## START EXCERPT TO READ

1. The impugned assessment order and contentions of the appellant have been thoroughly considered. The appellant is a firm involved in the business of real estate development. The firm has carried out only one redevelopment project named “Jeeravali” at Ghatkopar in Mumbai. The project was started in the year 1999 which continued till the year under consideration and beyond. In this case survey action u/s. 133A of the Act, 1961 was conducted on 03.10.2012. During the course of survey proceedings statement of Sh. Kamal U. Jain, the partner of appellant firm, was recorded wherein he declared total income of Rs.5 crore for the previous year relevant to A. Y * (0.2013 – 14) . As per answer to Question no. 16 the partner of the firm agreed to pay advance tax on the total income of 5 crores from “the sale of flats accordingly.” The undisputed fact is that during the course of survey u/s. 133A no incrimination documents/ evidences were found and impounded by the survey team. The statement of the partner which is reproduced in the assessment order (supra) is a testimony to this undisputed fact. Therefore the first aspect on which A.O. has delved upon does not hold ground as the statement of disclosure by the partner of the firm appears to be conditional in nature and the disclosure made during the survey proceedings is not backed up by contemporaneous incriminating evidences. Further the appellant firm was not able to sell the remaining flats which is evident from the perusal of “Working of Revenue Recognized” (para 2.5.3 supra) which shows the “balance saleable area as on 31.03.2013” at 15697 sq ft. In view of these facts, it is held that the statement of Sh. Kamal U. Jain disclosing an income of Rs. 5 crore for the A.Y. 2013-14 is contingent in nature and hence not enforceable.

2. The second aspect on which A.O. has relied is the method of accounting and method of revenue recognition. The A.O. states that the method of revenue recognition being followed by the appellant is such that it allows the appellant to postpone the tax liability. The undisputed fact is that the appellant is following mercantile system of accounting and the appellant is recognizing the revenue on the basis of percentage competition method since inception of the firm. There is no change or modification in the accounting method and the method of revenue recognition. The method of revenue recognition adopted by the appellant is as per the Accounting Standards. There are two methods of revenue recognition as per the Accounting Standards, viz. Project Completion Method and Percentage Completion Method. Both these method are being followed in the cases of Real Estate Development / Builders. In the instant case the revenue has been recognized as per the Percentage Completion Method which is evident from para 2.5.3 (supra) wherein the “Working of Revenue Recognized” has been reproduced.

## END EXCERPT TO READ

§ **EXERCISE TASK**: According to the tax appeal excerpt, on what date was the survey under section 133A conducted?

## START GIVEN DATA

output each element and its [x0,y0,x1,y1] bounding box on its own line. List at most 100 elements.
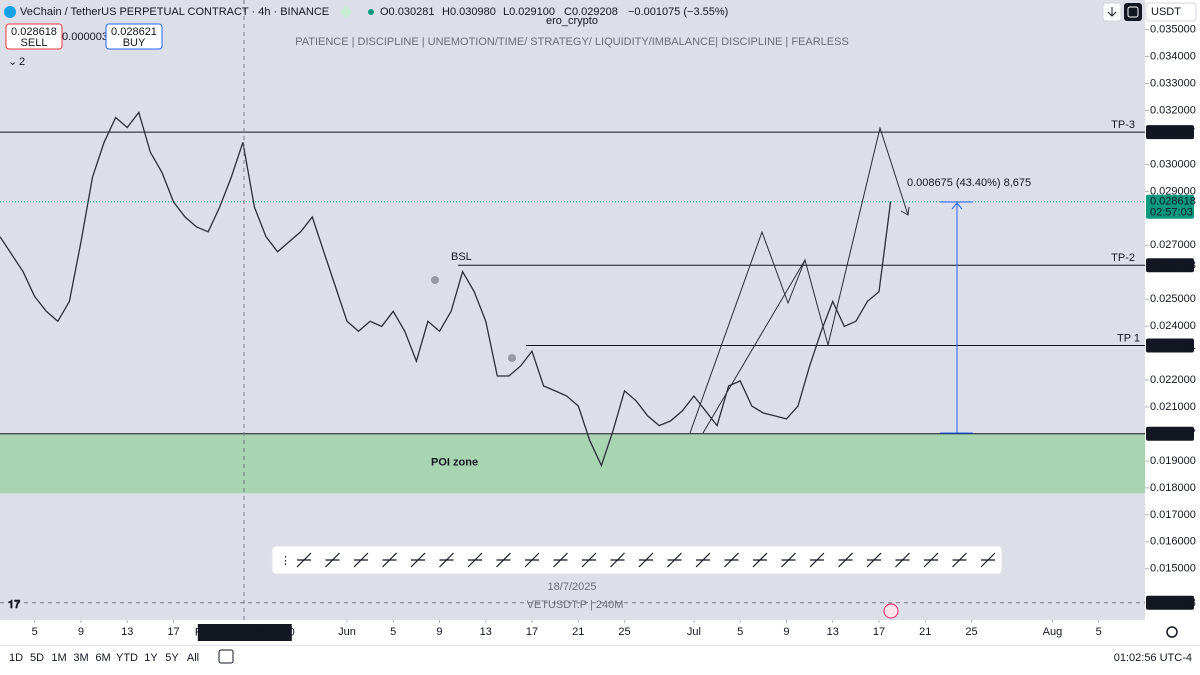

## END GIVEN DATA

§ **WRITTEN ANSWER**: 03.10.2012